======== PROVIDED PASSAGE
This is less of an OpenStack question and more of an iptables question. Consider the following chain in the NAT table
Chain nova-network-POSTROUTING (1 references)
pkts bytes target prot opt in out source destination
0 0 ACCEPT all -- any any 172.16.100.0/24 10.128.0.223
0 0 ACCEPT all -- any any 172.16.100.0/24 172.16.100.0/24 ! ctstate DNAT
0 0 SNAT all -- any any 172.16.100.6 anywhere ctstate DNAT to:10.128.0.161
Can anyone tell me what 1) the "! ctstate DNAT" means in the second rule and 2) the "ctstate DNAT to:10.128.0.161" means in the 3rd rule
Thanks
The first rule uses the connection tracking extension ctstate and inverts dynamic network address translation protocol ! - I believe the rules are saying, when the source is from 172.16.100.0/24 and the destination is the same network don't NAT the source (so if this is a virtual router then that would be dhcp offers and the like, also any host to host communication on that subnet) - the second part 172.16.100.6 to anywhere should be NAT'ed dynamically to 10.128.0.161. So if 172.16.100.6 is you openstack external router the conntrack module will match rule 2 for internal traffic and rule 3 for everything else, i.e - the router and hosts will always match rule 2 first for internal traffic but one host specifically will have it's source NAT'ed when it leaves the segment, or put another way a proxy server, since default route is likely 172.16.100.6.
================
======== RECORDS SUPPLIED
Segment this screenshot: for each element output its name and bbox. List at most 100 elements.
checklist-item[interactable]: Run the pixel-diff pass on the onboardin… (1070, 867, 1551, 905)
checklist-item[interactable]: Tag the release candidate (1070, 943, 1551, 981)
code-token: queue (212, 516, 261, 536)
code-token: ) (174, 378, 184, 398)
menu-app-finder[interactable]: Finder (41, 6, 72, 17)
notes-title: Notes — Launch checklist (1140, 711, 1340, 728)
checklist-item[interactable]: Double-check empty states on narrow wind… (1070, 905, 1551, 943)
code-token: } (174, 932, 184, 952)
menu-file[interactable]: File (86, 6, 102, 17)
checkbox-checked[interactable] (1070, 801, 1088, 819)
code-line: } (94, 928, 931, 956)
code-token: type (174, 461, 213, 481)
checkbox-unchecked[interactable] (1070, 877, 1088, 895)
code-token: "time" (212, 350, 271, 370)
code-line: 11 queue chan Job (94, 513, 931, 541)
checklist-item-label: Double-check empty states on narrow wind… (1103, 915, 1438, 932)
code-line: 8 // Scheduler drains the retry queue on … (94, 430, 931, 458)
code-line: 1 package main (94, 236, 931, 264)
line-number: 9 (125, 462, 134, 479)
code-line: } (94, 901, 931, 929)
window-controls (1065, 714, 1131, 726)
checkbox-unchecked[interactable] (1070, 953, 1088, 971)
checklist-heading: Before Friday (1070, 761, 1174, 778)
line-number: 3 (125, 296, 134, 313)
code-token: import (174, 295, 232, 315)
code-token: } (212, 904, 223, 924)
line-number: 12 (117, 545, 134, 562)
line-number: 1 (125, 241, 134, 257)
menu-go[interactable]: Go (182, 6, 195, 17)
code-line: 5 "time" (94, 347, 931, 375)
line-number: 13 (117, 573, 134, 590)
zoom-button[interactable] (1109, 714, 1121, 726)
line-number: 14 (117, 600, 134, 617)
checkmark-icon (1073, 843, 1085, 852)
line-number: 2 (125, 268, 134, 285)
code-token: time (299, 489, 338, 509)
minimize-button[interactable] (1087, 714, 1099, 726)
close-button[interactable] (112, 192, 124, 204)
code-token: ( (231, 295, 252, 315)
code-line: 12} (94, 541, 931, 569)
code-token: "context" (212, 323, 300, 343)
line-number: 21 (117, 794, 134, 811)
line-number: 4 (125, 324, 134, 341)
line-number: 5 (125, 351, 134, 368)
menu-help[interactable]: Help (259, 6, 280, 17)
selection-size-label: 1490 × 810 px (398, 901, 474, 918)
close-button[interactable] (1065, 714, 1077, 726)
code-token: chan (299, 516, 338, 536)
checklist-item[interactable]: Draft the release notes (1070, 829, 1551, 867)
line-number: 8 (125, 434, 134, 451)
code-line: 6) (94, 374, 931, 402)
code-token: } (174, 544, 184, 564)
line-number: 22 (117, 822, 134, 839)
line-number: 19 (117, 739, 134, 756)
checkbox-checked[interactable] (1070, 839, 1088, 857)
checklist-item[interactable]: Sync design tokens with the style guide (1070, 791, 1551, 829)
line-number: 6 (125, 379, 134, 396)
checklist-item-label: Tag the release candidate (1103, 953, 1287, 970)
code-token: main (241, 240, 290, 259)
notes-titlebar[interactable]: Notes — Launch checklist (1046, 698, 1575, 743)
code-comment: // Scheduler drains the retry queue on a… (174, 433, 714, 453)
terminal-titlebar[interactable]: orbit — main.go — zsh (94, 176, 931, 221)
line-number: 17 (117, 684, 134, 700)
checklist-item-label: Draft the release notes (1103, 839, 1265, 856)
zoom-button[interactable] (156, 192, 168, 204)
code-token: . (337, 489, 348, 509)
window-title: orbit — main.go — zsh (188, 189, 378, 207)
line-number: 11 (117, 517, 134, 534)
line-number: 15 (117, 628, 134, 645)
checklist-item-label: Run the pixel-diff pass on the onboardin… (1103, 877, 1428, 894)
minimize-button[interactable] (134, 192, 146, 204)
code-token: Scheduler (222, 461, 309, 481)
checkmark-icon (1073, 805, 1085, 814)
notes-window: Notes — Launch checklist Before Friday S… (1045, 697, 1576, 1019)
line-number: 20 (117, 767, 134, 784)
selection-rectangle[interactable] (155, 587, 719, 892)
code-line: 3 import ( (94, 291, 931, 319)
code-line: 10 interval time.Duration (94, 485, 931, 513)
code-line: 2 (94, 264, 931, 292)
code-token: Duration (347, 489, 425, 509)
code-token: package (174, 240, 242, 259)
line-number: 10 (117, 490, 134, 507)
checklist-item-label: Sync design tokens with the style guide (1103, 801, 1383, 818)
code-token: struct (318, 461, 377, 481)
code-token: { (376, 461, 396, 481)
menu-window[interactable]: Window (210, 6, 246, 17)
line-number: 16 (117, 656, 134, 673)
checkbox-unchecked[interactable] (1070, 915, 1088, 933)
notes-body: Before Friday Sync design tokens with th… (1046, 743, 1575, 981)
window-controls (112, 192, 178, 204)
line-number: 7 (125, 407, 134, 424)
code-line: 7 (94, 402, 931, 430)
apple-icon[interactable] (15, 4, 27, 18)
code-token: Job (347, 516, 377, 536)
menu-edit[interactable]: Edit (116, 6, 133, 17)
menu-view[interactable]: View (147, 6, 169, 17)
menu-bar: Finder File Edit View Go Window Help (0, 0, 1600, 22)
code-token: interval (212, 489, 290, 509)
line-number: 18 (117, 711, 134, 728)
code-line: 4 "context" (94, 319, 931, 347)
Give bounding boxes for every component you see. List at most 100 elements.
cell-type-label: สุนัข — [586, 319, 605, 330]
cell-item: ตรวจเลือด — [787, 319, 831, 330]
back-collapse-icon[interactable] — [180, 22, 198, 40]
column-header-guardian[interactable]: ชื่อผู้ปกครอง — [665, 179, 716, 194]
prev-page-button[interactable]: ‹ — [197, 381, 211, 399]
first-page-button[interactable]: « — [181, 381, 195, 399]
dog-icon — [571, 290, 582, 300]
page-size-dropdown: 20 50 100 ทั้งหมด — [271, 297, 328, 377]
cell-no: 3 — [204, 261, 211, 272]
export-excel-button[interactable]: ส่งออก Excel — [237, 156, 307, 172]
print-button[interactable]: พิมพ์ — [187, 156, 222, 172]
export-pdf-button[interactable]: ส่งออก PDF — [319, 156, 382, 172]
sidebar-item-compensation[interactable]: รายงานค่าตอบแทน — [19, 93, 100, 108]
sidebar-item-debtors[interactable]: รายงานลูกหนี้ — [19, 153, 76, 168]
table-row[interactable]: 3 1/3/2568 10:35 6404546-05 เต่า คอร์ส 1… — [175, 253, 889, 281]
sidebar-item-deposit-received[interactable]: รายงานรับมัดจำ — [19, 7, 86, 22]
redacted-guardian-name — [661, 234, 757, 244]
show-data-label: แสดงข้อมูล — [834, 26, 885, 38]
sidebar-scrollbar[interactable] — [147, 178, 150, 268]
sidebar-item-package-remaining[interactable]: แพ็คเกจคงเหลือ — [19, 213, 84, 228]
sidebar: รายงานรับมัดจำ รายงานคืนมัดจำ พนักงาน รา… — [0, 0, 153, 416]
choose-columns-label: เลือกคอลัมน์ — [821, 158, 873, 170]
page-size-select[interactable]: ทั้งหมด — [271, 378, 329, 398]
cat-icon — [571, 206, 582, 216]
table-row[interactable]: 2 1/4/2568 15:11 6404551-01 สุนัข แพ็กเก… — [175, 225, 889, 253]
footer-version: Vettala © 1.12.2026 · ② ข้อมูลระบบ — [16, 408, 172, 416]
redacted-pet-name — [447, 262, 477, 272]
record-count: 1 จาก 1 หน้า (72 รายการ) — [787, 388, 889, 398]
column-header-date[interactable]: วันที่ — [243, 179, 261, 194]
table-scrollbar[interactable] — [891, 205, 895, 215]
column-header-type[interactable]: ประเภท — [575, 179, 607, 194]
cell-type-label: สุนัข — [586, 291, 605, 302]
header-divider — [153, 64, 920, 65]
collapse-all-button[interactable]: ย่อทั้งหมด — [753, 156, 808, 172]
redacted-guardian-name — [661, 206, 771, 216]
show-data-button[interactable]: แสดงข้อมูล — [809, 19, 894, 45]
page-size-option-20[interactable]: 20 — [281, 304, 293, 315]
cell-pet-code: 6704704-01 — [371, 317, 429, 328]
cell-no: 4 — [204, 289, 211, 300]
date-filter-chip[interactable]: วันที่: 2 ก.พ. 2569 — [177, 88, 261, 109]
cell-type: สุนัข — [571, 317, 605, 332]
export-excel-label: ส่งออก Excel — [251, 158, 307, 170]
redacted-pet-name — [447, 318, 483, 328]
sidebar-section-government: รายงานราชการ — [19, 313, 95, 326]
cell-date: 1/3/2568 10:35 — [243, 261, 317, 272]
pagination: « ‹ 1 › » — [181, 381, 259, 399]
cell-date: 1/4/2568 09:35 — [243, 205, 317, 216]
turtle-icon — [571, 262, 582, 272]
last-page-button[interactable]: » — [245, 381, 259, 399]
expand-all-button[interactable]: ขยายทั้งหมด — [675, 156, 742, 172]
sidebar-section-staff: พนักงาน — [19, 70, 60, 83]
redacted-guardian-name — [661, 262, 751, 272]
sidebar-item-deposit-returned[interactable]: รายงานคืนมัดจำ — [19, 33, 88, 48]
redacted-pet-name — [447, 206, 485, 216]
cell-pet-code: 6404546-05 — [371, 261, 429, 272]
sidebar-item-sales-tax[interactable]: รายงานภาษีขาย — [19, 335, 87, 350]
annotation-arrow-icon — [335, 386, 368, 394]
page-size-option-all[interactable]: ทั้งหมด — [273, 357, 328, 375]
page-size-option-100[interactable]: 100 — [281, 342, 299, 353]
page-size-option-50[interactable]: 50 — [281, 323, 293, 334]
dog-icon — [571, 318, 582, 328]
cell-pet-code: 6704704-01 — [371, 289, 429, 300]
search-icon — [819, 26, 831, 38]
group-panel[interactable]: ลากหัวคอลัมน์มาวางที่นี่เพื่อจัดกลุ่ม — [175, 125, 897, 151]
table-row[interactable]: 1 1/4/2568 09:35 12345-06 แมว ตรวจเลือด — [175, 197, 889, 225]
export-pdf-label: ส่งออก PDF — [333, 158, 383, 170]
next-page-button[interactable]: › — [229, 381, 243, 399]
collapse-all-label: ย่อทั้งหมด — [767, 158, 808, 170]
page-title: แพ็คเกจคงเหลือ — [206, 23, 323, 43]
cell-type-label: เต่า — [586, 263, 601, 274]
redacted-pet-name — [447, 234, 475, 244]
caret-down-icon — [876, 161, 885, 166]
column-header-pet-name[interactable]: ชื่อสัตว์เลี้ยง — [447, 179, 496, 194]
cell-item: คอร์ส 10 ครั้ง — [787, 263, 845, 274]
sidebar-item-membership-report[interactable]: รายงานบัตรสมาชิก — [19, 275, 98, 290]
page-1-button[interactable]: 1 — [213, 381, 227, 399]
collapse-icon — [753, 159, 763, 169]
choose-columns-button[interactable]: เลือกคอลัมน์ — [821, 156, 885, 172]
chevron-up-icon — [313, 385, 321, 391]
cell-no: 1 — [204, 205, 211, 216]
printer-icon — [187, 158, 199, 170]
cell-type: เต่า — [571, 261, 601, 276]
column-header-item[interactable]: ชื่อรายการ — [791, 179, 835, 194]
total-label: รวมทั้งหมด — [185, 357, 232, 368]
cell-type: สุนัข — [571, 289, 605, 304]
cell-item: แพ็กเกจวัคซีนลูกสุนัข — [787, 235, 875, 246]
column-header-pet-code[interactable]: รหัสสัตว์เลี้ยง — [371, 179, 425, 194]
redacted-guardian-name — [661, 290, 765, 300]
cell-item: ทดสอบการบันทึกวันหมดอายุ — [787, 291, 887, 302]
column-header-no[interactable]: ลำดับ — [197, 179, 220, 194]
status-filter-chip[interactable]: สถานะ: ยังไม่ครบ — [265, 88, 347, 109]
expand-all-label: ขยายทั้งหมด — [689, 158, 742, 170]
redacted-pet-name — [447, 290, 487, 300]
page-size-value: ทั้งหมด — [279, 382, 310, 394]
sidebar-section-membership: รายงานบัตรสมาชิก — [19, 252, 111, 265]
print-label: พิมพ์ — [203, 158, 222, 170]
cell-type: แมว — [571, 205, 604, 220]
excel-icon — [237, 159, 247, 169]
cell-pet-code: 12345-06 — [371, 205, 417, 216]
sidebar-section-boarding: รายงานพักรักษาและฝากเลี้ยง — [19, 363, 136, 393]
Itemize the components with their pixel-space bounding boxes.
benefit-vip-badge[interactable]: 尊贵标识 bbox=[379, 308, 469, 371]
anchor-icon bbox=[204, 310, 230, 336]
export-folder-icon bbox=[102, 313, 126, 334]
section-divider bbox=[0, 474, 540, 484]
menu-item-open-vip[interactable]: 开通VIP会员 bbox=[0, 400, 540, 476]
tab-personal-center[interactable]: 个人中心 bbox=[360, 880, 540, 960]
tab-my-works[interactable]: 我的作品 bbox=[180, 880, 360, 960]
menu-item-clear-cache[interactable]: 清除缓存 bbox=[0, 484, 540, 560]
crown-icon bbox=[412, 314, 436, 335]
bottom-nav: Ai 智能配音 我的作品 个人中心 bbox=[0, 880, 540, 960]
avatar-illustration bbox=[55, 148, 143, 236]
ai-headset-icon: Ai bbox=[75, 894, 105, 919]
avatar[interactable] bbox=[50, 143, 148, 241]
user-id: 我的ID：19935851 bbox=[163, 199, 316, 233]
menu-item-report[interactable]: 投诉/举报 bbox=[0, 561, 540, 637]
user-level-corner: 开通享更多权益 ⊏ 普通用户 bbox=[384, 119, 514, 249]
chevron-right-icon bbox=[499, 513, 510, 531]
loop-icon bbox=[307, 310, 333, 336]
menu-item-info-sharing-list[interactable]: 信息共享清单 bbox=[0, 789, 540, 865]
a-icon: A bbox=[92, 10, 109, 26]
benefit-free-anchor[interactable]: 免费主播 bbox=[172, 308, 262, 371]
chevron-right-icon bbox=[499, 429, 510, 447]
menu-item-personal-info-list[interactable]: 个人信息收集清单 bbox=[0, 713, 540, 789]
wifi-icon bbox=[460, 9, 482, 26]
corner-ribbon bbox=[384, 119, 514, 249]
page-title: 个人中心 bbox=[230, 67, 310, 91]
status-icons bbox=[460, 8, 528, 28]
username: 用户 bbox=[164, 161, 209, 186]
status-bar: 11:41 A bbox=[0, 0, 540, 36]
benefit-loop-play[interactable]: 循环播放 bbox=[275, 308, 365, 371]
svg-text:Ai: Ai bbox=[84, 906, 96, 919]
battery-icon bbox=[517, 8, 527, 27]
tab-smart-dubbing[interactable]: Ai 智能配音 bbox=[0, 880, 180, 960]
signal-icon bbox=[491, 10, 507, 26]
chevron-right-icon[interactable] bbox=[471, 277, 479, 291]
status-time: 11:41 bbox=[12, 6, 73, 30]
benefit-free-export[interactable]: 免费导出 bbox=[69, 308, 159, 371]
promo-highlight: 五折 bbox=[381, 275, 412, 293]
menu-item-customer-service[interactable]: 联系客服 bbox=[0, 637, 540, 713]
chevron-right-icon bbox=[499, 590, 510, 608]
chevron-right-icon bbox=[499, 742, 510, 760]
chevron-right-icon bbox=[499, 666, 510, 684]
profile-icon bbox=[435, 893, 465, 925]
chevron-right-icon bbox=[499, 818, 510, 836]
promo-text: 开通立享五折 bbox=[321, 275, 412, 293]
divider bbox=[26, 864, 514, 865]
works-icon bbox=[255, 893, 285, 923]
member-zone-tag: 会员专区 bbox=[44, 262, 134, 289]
================
In the iptables thread, why does the reply say the setup can be put another way as a proxy server?

> [EXERCISE ANSWER] The reply says the default route is likely 172.16.100.6. That host's traffic gets its source NATed to 10.128.0.161 when it leaves the segment, while internal traffic matches rule 2 and is not NATed.